— INSTRUCTIONS TO FOLLOW —
In this exercise, return the whole listing exactly, excluding any images.
===============
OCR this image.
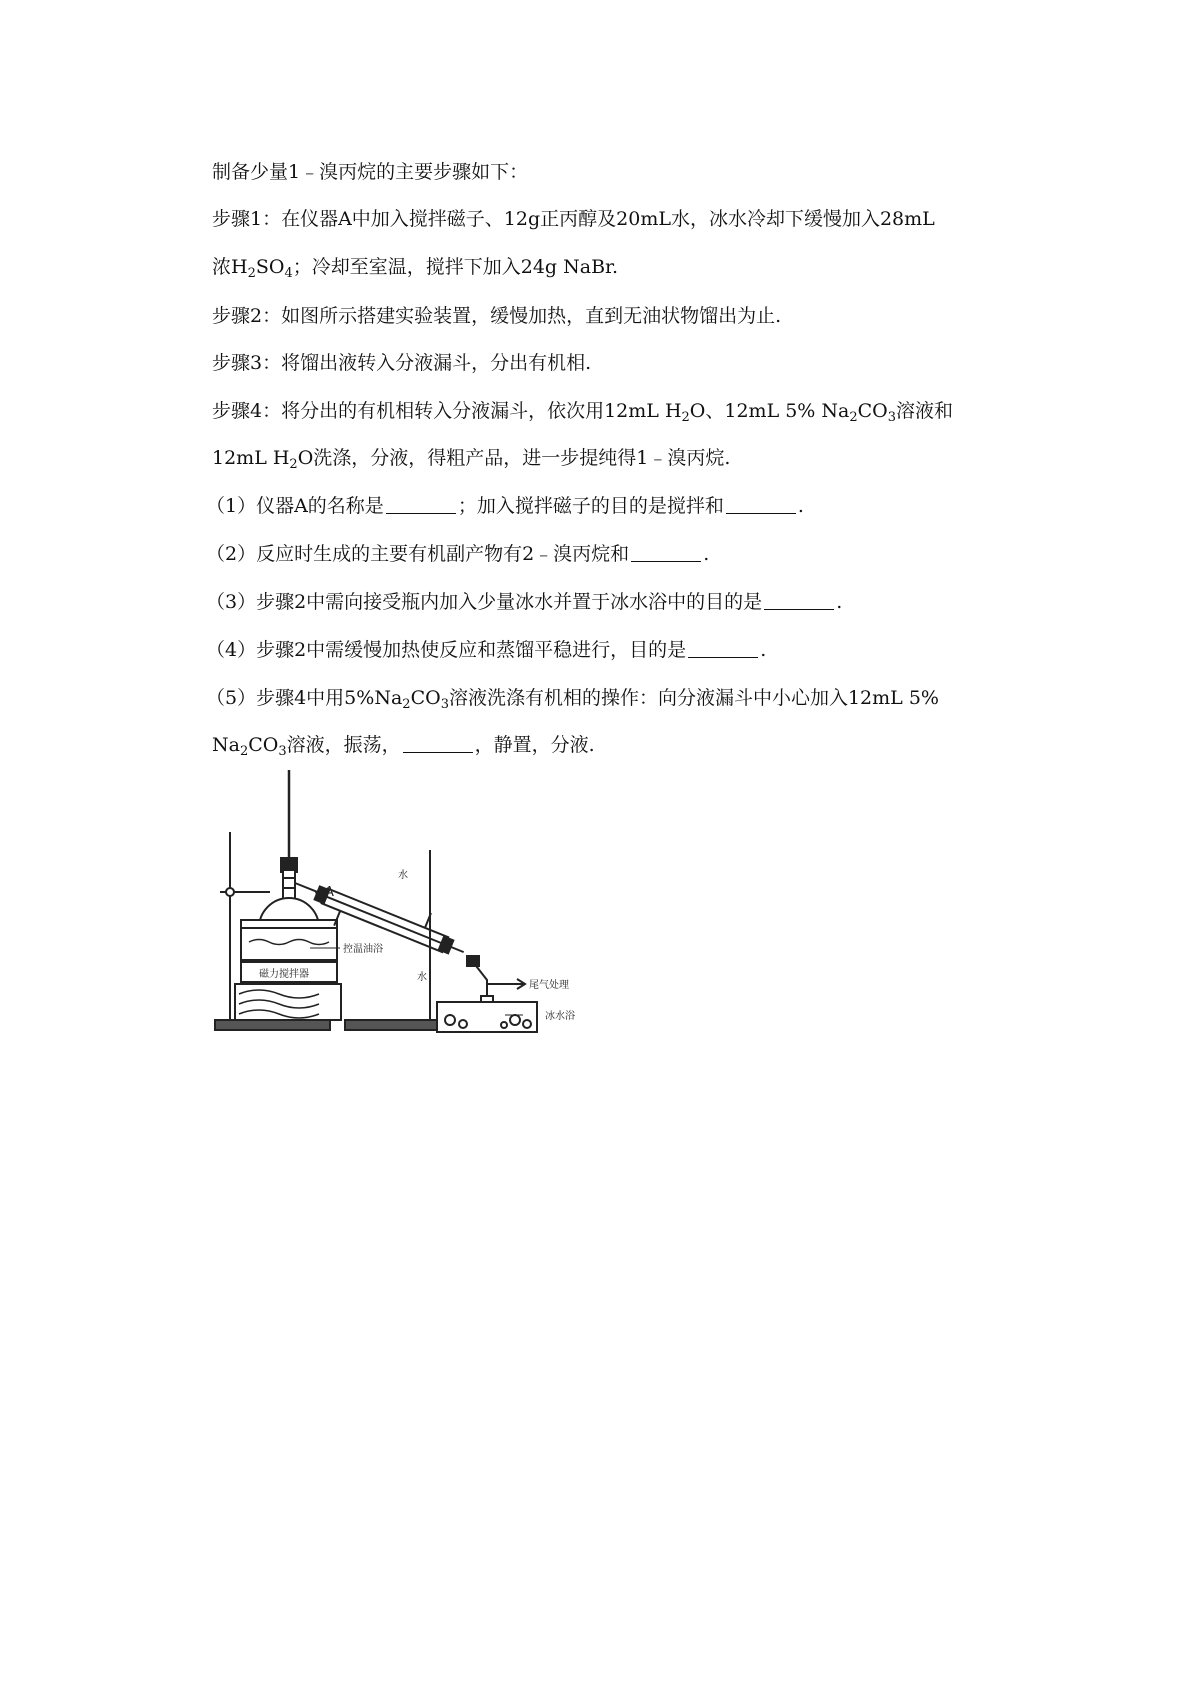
制备少量1﹣溴丙烷的主要步骤如下：
步骤1：在仪器A中加入搅拌磁子、12g正丙醇及20mL水，冰水冷却下缓慢加入28mL
浓$H_2SO_4$；冷却至室温，搅拌下加入24g NaBr.
步骤2：如图所示搭建实验装置，缓慢加热，直到无油状物馏出为止.
步骤3：将馏出液转入分液漏斗，分出有机相.
步骤4：将分出的有机相转入分液漏斗，依次用12mL $H_2O$、12mL 5% $Na_2CO_3$溶液和
12mL $H_2O$洗涤，分液，得粗产品，进一步提纯得1﹣溴丙烷.
（1）仪器A的名称是	；加入搅拌磁子的目的是搅拌和	.
（2）反应时生成的主要有机副产物有2﹣溴丙烷和	.
（3）步骤2中需向接受瓶内加入少量冰水并置于冰水浴中的目的是	.
（4）步骤2中需缓慢加热使反应和蒸馏平稳进行，目的是	.
（5）步骤4中用$5\%Na_2CO_3$溶液洗涤有机相的操作：向分液漏斗中小心加入12mL 5%
$Na_2CO_3$溶液，振荡，	，静置，分液.
A
水
水
控温油浴
磁力搅拌器
尾气处理
冰水浴
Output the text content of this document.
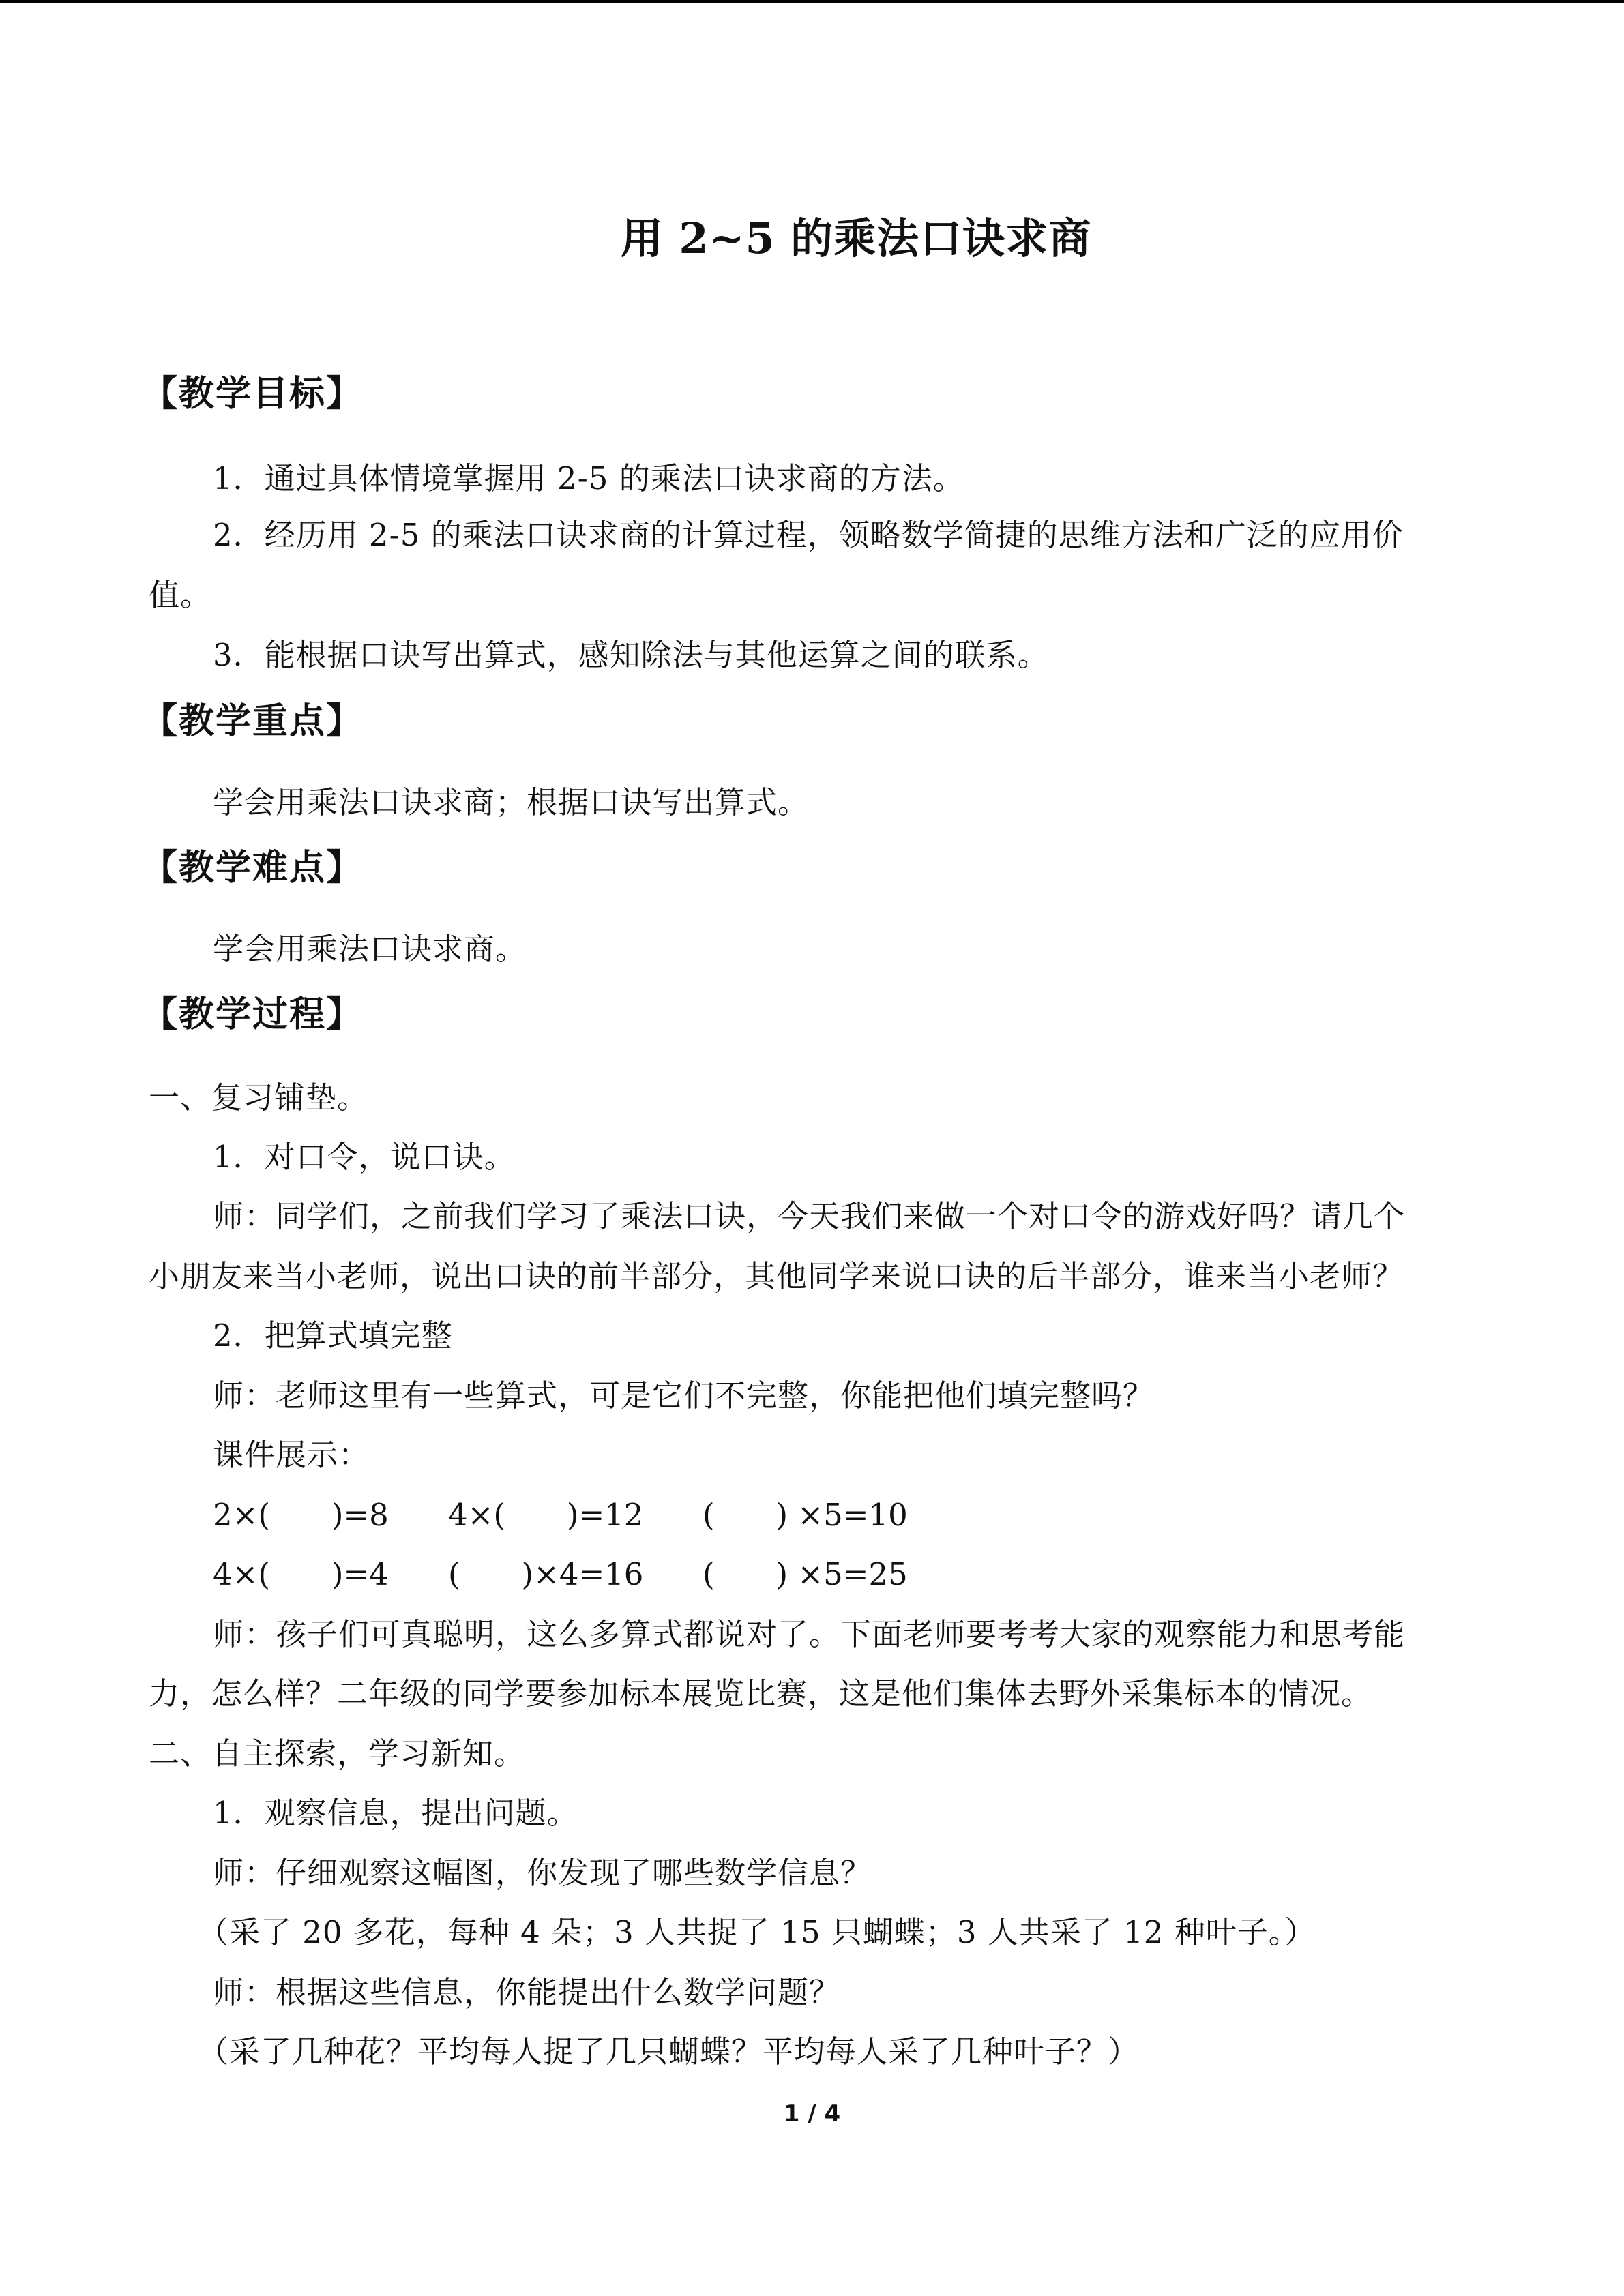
用 2~5 的乘法口诀求商
【教学目标】
1．通过具体情境掌握用 2-5 的乘法口诀求商的方法。
2．经历用 2-5 的乘法口诀求商的计算过程，领略数学简捷的思维方法和广泛的应用价
值。
3．能根据口诀写出算式，感知除法与其他运算之间的联系。
【教学重点】
学会用乘法口诀求商；根据口诀写出算式。
【教学难点】
学会用乘法口诀求商。
【教学过程】
一、复习铺垫。
1．对口令，说口诀。
师：同学们，之前我们学习了乘法口诀，今天我们来做一个对口令的游戏好吗？请几个
小朋友来当小老师，说出口诀的前半部分，其他同学来说口诀的后半部分，谁来当小老师？
2．把算式填完整
师：老师这里有一些算式，可是它们不完整，你能把他们填完整吗？
课件展示：
2×(　　)=8 4×(　　)=12 (　　) ×5=10
4×(　　)=4 (　　)×4=16 (　　) ×5=25
师：孩子们可真聪明，这么多算式都说对了。下面老师要考考大家的观察能力和思考能
力，怎么样？二年级的同学要参加标本展览比赛，这是他们集体去野外采集标本的情况。
二、自主探索，学习新知。
1．观察信息，提出问题。
师：仔细观察这幅图，你发现了哪些数学信息？
（采了 20 多花，每种 4 朵；3 人共捉了 15 只蝴蝶；3 人共采了 12 种叶子。）
师：根据这些信息，你能提出什么数学问题？
（采了几种花？平均每人捉了几只蝴蝶？平均每人采了几种叶子？）
1 / 4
===============
— RESULT OF THIS EXERCISE —
OCR this image.
制备少量1﹣溴丙烷的主要步骤如下：
步骤1：在仪器A中加入搅拌磁子、12g正丙醇及20mL水，冰水冷却下缓慢加入28mL
浓$H_2SO_4$；冷却至室温，搅拌下加入24g NaBr.
步骤2：如图所示搭建实验装置，缓慢加热，直到无油状物馏出为止.
步骤3：将馏出液转入分液漏斗，分出有机相.
步骤4：将分出的有机相转入分液漏斗，依次用12mL $H_2O$、12mL 5% $Na_2CO_3$溶液和
12mL $H_2O$洗涤，分液，得粗产品，进一步提纯得1﹣溴丙烷.
（1）仪器A的名称是	；加入搅拌磁子的目的是搅拌和	.
（2）反应时生成的主要有机副产物有2﹣溴丙烷和	.
（3）步骤2中需向接受瓶内加入少量冰水并置于冰水浴中的目的是	.
（4）步骤2中需缓慢加热使反应和蒸馏平稳进行，目的是	.
（5）步骤4中用$5\%Na_2CO_3$溶液洗涤有机相的操作：向分液漏斗中小心加入12mL 5%
$Na_2CO_3$溶液，振荡，	，静置，分液.
A
水
水
控温油浴
磁力搅拌器
尾气处理
冰水浴
Output the text content of this document.
用 2~5 的乘法口诀求商
【教学目标】
1．通过具体情境掌握用 2-5 的乘法口诀求商的方法。
2．经历用 2-5 的乘法口诀求商的计算过程，领略数学简捷的思维方法和广泛的应用价
值。
3．能根据口诀写出算式，感知除法与其他运算之间的联系。
【教学重点】
学会用乘法口诀求商；根据口诀写出算式。
【教学难点】
学会用乘法口诀求商。
【教学过程】
一、复习铺垫。
1．对口令，说口诀。
师：同学们，之前我们学习了乘法口诀，今天我们来做一个对口令的游戏好吗？请几个
小朋友来当小老师，说出口诀的前半部分，其他同学来说口诀的后半部分，谁来当小老师？
2．把算式填完整
师：老师这里有一些算式，可是它们不完整，你能把他们填完整吗？
课件展示：
2×(　　)=8 4×(　　)=12 (　　) ×5=10
4×(　　)=4 (　　)×4=16 (　　) ×5=25
师：孩子们可真聪明，这么多算式都说对了。下面老师要考考大家的观察能力和思考能
力，怎么样？二年级的同学要参加标本展览比赛，这是他们集体去野外采集标本的情况。
二、自主探索，学习新知。
1．观察信息，提出问题。
师：仔细观察这幅图，你发现了哪些数学信息？
（采了 20 多花，每种 4 朵；3 人共捉了 15 只蝴蝶；3 人共采了 12 种叶子。）
师：根据这些信息，你能提出什么数学问题？
（采了几种花？平均每人捉了几只蝴蝶？平均每人采了几种叶子？）
1 / 4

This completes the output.